**GOAL OF THE EXERCISE**
For each line in the data below that holds "screenshot", return a copy.

**RECORDS SHOWN**
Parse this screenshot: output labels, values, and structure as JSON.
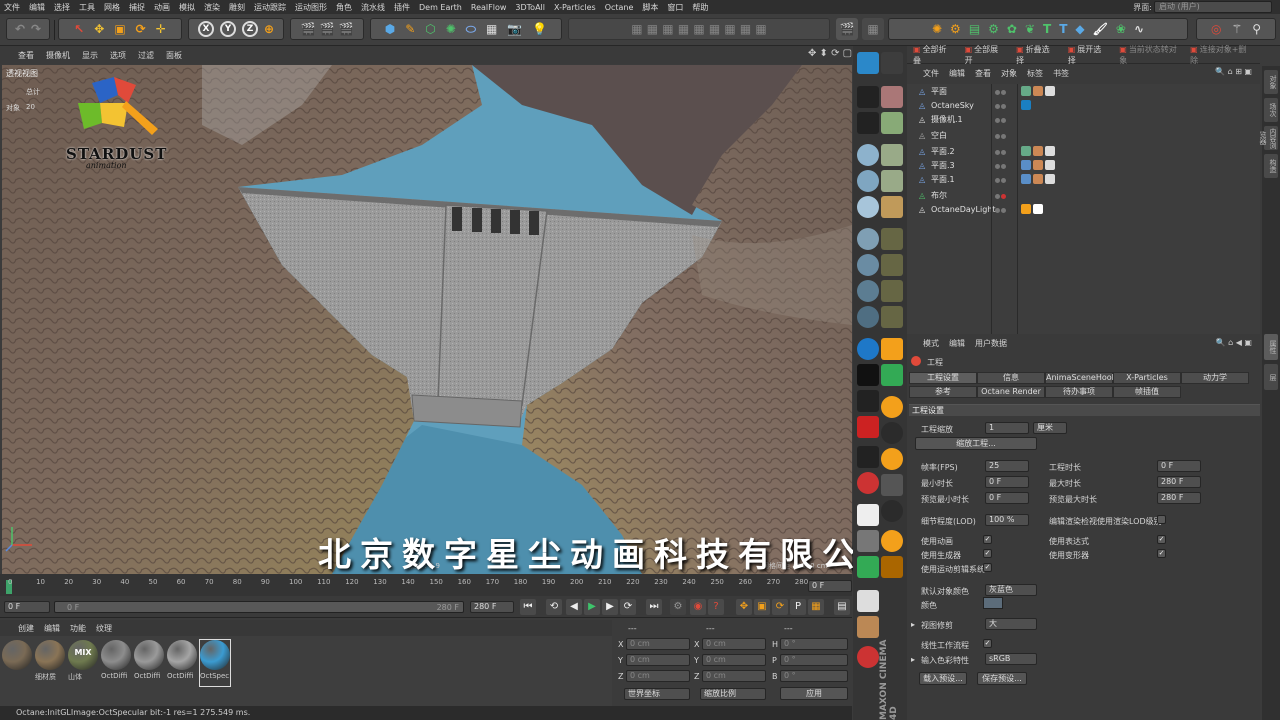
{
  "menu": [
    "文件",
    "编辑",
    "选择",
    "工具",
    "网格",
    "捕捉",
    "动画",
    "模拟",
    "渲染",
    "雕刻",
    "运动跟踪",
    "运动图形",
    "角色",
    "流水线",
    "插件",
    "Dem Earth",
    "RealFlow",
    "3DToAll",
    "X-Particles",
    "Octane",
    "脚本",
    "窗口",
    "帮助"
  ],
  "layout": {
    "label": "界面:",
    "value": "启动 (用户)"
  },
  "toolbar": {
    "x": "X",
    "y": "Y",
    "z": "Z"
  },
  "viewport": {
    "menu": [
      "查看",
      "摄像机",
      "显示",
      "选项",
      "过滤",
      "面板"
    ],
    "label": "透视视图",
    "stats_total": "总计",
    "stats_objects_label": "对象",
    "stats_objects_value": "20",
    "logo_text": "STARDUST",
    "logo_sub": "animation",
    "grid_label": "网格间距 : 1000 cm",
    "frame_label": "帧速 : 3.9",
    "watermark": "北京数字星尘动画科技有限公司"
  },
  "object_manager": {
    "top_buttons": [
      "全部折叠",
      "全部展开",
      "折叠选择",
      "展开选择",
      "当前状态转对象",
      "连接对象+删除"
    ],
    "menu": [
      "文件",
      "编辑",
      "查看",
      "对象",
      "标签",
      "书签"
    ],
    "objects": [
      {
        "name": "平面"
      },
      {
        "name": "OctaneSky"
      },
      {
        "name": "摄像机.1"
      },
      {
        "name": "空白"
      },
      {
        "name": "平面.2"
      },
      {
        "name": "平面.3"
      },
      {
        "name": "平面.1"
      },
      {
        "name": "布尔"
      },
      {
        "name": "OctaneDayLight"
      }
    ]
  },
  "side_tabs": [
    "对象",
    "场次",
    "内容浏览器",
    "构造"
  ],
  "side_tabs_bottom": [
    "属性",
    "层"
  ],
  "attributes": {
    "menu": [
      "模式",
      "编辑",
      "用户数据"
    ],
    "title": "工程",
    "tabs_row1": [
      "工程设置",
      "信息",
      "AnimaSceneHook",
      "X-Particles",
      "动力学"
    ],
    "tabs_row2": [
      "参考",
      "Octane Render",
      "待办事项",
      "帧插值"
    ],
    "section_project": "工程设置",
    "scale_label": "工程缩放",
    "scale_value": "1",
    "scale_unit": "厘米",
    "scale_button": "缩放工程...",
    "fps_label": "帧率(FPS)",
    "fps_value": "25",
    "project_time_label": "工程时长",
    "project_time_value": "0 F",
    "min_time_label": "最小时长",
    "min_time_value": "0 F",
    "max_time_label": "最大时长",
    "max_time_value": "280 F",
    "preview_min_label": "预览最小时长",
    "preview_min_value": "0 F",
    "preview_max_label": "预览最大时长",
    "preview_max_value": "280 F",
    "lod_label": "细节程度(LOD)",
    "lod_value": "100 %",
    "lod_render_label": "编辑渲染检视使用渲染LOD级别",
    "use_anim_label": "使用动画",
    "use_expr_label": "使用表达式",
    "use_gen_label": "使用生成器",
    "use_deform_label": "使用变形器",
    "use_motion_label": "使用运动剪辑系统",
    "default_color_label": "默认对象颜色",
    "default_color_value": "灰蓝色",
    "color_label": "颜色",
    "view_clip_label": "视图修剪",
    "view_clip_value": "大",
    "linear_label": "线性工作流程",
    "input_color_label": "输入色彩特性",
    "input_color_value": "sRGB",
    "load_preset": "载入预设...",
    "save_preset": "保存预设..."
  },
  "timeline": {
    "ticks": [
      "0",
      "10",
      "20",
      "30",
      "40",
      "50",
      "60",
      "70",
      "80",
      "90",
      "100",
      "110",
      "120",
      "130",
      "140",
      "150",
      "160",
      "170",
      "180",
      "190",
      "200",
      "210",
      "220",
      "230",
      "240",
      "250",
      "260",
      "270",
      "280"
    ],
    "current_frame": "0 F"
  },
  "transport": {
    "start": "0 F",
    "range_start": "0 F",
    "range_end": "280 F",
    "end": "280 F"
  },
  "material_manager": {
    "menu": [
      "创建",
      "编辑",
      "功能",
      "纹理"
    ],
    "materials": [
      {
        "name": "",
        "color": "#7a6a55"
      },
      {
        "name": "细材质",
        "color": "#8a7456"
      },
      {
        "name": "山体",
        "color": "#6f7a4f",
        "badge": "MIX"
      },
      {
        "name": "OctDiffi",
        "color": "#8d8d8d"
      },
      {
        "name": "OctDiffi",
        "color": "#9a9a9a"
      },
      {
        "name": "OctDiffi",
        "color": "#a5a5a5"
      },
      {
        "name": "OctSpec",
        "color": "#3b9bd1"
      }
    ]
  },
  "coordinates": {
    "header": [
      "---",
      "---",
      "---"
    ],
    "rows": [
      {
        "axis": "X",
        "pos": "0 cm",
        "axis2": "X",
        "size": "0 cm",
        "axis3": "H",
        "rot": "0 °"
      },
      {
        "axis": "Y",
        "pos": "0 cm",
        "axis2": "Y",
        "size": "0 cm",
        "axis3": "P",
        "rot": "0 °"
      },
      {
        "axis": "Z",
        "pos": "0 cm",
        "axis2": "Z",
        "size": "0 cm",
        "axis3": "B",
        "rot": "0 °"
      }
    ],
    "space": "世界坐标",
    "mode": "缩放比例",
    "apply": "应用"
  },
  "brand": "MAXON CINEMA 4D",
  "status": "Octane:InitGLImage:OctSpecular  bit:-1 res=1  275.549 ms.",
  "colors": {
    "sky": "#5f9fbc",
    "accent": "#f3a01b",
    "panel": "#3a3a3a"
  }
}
==
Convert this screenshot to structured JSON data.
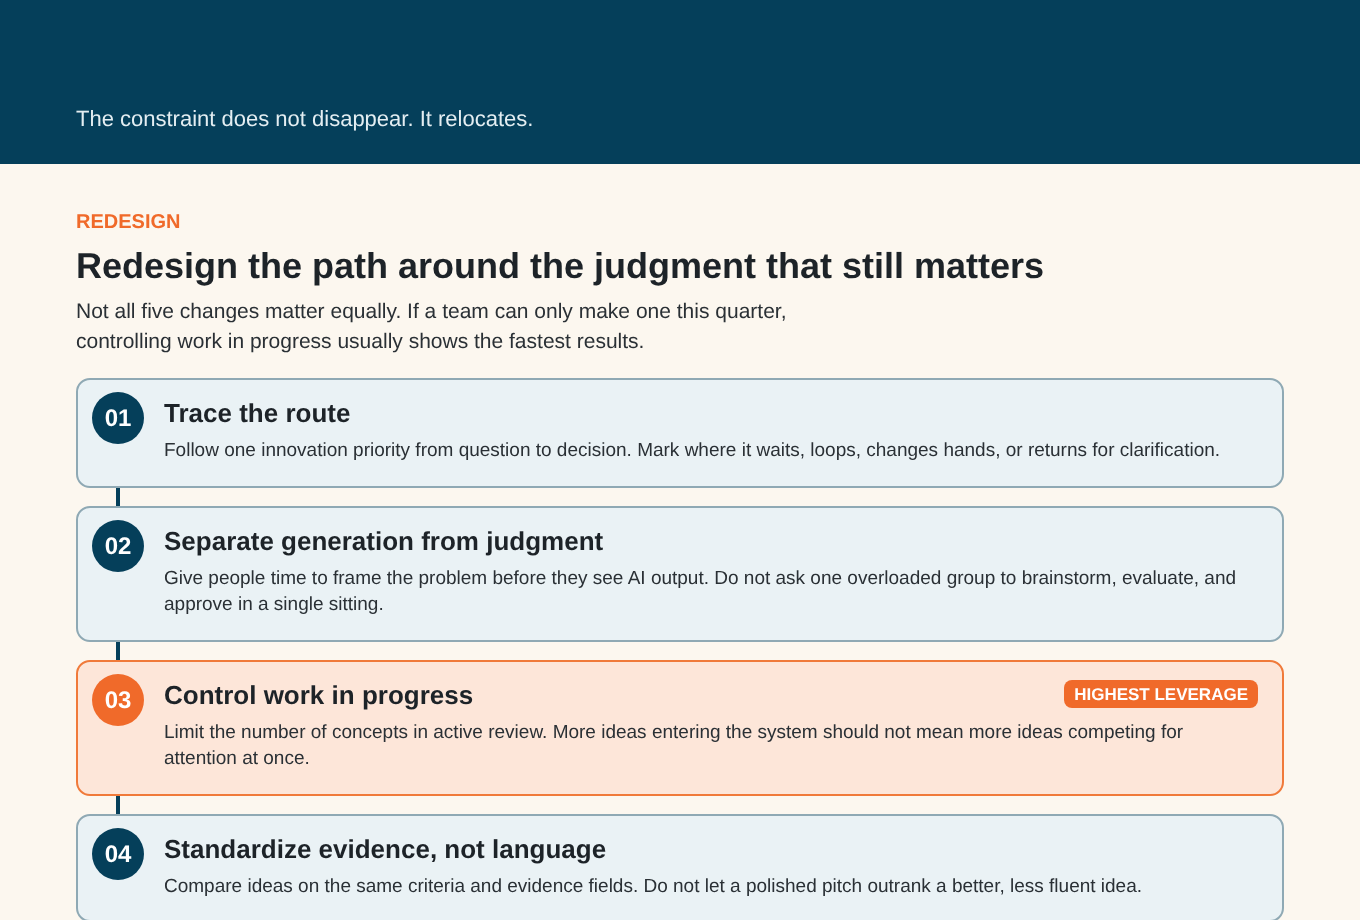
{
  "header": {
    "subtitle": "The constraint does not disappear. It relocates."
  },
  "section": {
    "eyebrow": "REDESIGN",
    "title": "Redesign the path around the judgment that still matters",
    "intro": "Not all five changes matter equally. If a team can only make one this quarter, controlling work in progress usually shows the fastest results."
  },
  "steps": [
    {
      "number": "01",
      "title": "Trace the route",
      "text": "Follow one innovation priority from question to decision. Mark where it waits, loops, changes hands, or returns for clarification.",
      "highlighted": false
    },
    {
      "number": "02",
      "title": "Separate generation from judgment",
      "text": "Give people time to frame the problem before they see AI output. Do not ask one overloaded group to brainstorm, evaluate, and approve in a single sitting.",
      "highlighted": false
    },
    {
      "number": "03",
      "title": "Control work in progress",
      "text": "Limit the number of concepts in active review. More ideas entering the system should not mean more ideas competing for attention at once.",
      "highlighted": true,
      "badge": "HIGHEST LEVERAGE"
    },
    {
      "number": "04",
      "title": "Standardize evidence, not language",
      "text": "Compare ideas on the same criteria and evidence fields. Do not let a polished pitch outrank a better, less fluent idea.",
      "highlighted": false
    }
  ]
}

**EXPECTED ANSWER**
Parse this screenshot: output labels, values, and structure as JSON.
Convert this screenshot to structured JSON data.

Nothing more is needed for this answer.